--- Records for this task Enclosed Below ---

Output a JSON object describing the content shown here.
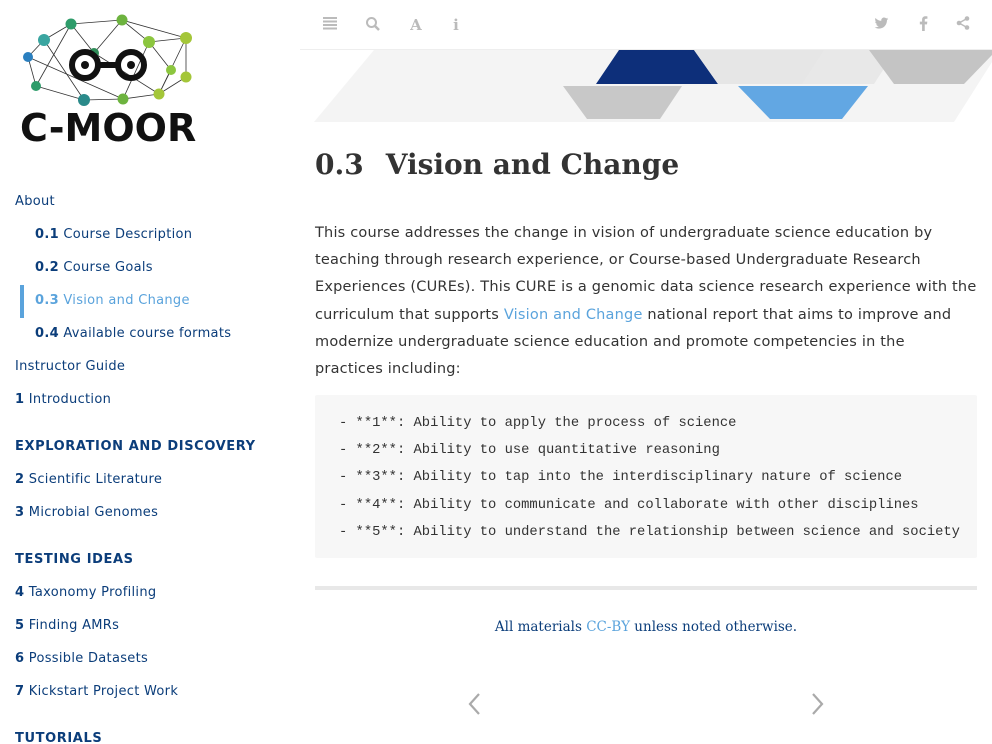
{
  "logo": {
    "text": "C-MOOR",
    "image_name": "c-moor-network-logo"
  },
  "toolbar": {
    "icons": [
      "menu-icon",
      "search-icon",
      "font-icon",
      "info-icon"
    ],
    "share_icons": [
      "twitter-icon",
      "facebook-icon",
      "share-icon"
    ]
  },
  "sidebar": {
    "items": [
      {
        "num": "",
        "label": "About"
      },
      {
        "num": "0.1",
        "label": "Course Description"
      },
      {
        "num": "0.2",
        "label": "Course Goals"
      },
      {
        "num": "0.3",
        "label": "Vision and Change"
      },
      {
        "num": "0.4",
        "label": "Available course formats"
      },
      {
        "num": "",
        "label": "Instructor Guide"
      },
      {
        "num": "1",
        "label": "Introduction"
      },
      {
        "num": "2",
        "label": "Scientific Literature"
      },
      {
        "num": "3",
        "label": "Microbial Genomes"
      },
      {
        "num": "4",
        "label": "Taxonomy Profiling"
      },
      {
        "num": "5",
        "label": "Finding AMRs"
      },
      {
        "num": "6",
        "label": "Possible Datasets"
      },
      {
        "num": "7",
        "label": "Kickstart Project Work"
      }
    ],
    "headers": [
      "Exploration and Discovery",
      "Testing Ideas",
      "Tutorials"
    ]
  },
  "main": {
    "section_number": "0.3",
    "title": "Vision and Change",
    "para_before": "This course addresses the change in vision of undergraduate science education by teaching through research experience, or Course-based Undergraduate Research Experiences (CUREs). This CURE is a genomic data science research experience with the curriculum that supports ",
    "para_link": "Vision and Change",
    "para_after": " national report that aims to improve and modernize undergraduate science education and promote competencies in the practices including:",
    "code_lines": [
      "- **1**: Ability to apply the process of science",
      "- **2**: Ability to use quantitative reasoning",
      "- **3**: Ability to tap into the interdisciplinary nature of science",
      "- **4**: Ability to communicate and collaborate with other disciplines",
      "- **5**: Ability to understand the relationship between science and society"
    ],
    "footer_before": "All materials ",
    "footer_link": "CC-BY",
    "footer_after": " unless noted otherwise."
  },
  "nav_arrows": {
    "prev": "‹",
    "next": "›"
  },
  "colors": {
    "navy": "#0b3d7a",
    "accent": "#5aa3dc",
    "code_bg": "#f7f7f7"
  }
}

--- End of Enclosed Records for this task ---

Apart from the pictures, all of the data must be duplicated exactly as shown above.

Your solution>
Output a JSON object describing the content shown here.
{
  "logo": {
    "text": "C-MOOR",
    "image_name": "c-moor-network-logo"
  },
  "toolbar": {
    "icons": [
      "menu-icon",
      "search-icon",
      "font-icon",
      "info-icon"
    ],
    "share_icons": [
      "twitter-icon",
      "facebook-icon",
      "share-icon"
    ]
  },
  "sidebar": {
    "items": [
      {
        "num": "",
        "label": "About"
      },
      {
        "num": "0.1",
        "label": "Course Description"
      },
      {
        "num": "0.2",
        "label": "Course Goals"
      },
      {
        "num": "0.3",
        "label": "Vision and Change"
      },
      {
        "num": "0.4",
        "label": "Available course formats"
      },
      {
        "num": "",
        "label": "Instructor Guide"
      },
      {
        "num": "1",
        "label": "Introduction"
      },
      {
        "num": "2",
        "label": "Scientific Literature"
      },
      {
        "num": "3",
        "label": "Microbial Genomes"
      },
      {
        "num": "4",
        "label": "Taxonomy Profiling"
      },
      {
        "num": "5",
        "label": "Finding AMRs"
      },
      {
        "num": "6",
        "label": "Possible Datasets"
      },
      {
        "num": "7",
        "label": "Kickstart Project Work"
      }
    ],
    "headers": [
      "Exploration and Discovery",
      "Testing Ideas",
      "Tutorials"
    ]
  },
  "main": {
    "section_number": "0.3",
    "title": "Vision and Change",
    "para_before": "This course addresses the change in vision of undergraduate science education by teaching through research experience, or Course-based Undergraduate Research Experiences (CUREs). This CURE is a genomic data science research experience with the curriculum that supports ",
    "para_link": "Vision and Change",
    "para_after": " national report that aims to improve and modernize undergraduate science education and promote competencies in the practices including:",
    "code_lines": [
      "- **1**: Ability to apply the process of science",
      "- **2**: Ability to use quantitative reasoning",
      "- **3**: Ability to tap into the interdisciplinary nature of science",
      "- **4**: Ability to communicate and collaborate with other disciplines",
      "- **5**: Ability to understand the relationship between science and society"
    ],
    "footer_before": "All materials ",
    "footer_link": "CC-BY",
    "footer_after": " unless noted otherwise."
  },
  "nav_arrows": {
    "prev": "‹",
    "next": "›"
  },
  "colors": {
    "navy": "#0b3d7a",
    "accent": "#5aa3dc",
    "code_bg": "#f7f7f7"
  }
}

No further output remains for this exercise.